**Task details:** Copy whichever lines contain the string "kongque".

**Stored data:**
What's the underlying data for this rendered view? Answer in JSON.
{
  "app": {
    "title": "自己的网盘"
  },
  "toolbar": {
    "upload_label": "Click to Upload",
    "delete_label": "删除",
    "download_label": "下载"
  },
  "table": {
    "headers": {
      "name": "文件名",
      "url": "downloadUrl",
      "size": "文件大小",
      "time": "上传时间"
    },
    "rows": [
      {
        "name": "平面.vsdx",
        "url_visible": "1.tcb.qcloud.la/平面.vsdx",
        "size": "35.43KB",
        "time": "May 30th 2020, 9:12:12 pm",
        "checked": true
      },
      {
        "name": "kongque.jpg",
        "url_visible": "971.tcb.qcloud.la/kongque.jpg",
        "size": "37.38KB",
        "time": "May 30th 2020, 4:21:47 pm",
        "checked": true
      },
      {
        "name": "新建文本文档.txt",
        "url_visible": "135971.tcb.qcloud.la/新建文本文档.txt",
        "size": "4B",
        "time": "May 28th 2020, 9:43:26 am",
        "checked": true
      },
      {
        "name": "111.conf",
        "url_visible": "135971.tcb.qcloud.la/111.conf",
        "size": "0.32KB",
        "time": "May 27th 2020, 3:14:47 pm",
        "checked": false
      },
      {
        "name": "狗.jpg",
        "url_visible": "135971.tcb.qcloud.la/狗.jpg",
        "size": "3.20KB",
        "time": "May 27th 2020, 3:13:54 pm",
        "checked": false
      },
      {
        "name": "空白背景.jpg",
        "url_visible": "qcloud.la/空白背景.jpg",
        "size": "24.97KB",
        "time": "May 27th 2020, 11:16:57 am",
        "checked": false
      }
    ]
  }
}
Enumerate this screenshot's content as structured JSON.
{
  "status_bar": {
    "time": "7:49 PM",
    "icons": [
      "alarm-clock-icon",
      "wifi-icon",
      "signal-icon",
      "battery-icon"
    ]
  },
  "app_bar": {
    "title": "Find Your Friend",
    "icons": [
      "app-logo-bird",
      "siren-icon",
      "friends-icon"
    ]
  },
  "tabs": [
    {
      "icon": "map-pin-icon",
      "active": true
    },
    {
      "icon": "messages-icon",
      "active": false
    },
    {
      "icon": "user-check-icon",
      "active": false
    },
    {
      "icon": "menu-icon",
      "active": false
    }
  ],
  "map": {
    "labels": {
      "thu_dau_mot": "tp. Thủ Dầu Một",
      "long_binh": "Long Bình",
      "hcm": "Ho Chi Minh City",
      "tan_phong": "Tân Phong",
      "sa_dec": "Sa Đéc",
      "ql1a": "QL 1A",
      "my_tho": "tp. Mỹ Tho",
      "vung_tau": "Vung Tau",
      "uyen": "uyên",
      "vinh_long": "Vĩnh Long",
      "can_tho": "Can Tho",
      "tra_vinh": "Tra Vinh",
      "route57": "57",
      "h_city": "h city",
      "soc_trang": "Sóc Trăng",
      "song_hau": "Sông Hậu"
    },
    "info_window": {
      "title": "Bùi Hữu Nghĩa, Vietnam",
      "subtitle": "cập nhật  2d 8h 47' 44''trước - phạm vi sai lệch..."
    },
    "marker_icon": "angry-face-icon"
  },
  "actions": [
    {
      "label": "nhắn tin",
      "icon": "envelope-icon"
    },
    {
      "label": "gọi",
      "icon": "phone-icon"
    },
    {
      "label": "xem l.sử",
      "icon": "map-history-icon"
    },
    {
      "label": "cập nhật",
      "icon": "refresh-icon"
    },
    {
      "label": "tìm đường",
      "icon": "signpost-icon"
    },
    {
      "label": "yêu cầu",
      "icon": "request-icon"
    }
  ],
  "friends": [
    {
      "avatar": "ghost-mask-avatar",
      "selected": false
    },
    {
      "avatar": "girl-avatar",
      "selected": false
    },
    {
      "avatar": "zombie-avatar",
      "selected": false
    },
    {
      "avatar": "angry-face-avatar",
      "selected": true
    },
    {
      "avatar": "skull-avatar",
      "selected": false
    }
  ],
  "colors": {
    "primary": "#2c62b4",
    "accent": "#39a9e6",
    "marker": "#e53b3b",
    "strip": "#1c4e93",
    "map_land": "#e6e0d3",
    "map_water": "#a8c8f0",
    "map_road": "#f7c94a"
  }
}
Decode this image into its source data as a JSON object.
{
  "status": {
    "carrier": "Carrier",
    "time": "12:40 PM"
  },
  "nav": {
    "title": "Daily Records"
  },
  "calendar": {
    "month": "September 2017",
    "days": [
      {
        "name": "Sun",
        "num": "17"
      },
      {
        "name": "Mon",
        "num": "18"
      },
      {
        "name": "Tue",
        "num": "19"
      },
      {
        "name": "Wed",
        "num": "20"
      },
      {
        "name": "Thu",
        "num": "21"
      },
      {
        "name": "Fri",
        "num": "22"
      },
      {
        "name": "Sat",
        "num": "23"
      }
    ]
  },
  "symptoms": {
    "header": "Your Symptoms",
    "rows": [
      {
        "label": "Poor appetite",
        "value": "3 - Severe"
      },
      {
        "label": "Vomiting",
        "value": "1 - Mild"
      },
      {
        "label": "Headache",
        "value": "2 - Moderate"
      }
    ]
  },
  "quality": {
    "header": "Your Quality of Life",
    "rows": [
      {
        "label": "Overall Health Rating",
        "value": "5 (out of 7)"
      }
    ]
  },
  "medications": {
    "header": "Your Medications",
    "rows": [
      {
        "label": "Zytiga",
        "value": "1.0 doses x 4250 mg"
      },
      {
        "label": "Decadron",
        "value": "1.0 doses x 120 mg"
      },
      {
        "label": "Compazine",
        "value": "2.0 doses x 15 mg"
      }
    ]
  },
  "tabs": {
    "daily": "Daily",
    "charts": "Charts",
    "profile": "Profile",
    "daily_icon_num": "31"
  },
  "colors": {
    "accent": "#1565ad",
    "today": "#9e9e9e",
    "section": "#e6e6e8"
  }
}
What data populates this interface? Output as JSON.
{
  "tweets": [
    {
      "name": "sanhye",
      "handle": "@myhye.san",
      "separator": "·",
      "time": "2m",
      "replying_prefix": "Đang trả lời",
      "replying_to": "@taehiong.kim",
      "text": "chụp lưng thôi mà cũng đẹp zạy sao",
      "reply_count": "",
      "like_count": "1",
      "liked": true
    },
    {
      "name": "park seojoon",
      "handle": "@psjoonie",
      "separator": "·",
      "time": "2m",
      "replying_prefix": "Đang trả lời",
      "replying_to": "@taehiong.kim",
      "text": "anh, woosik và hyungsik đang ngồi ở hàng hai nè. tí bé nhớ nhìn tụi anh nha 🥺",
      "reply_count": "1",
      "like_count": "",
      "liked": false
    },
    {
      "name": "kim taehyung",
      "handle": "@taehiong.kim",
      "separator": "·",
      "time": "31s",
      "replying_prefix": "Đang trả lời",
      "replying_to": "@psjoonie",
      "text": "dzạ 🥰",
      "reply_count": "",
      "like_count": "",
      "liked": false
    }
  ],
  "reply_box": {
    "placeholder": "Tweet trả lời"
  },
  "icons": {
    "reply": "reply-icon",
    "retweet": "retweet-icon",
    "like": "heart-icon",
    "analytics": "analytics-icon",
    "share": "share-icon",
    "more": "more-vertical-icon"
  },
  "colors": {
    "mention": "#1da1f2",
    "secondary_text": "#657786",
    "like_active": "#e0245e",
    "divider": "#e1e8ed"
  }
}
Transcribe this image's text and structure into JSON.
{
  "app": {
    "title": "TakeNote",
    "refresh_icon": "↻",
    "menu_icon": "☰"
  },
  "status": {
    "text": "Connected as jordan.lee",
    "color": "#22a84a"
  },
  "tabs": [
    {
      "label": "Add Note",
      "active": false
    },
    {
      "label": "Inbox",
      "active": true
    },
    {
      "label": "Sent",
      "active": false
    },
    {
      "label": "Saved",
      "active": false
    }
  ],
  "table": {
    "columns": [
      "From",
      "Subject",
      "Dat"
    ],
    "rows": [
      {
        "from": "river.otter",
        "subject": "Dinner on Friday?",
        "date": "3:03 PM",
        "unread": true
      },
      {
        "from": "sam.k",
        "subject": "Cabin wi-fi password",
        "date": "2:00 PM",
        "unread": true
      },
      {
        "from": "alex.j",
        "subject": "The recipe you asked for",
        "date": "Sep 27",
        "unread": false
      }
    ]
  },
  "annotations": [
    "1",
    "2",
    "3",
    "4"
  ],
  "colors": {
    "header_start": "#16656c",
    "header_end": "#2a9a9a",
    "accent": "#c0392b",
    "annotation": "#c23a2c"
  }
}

**Solution below:**
        "name": "kongque.jpg",
        "url_visible": "971.tcb.qcloud.la/kongque.jpg",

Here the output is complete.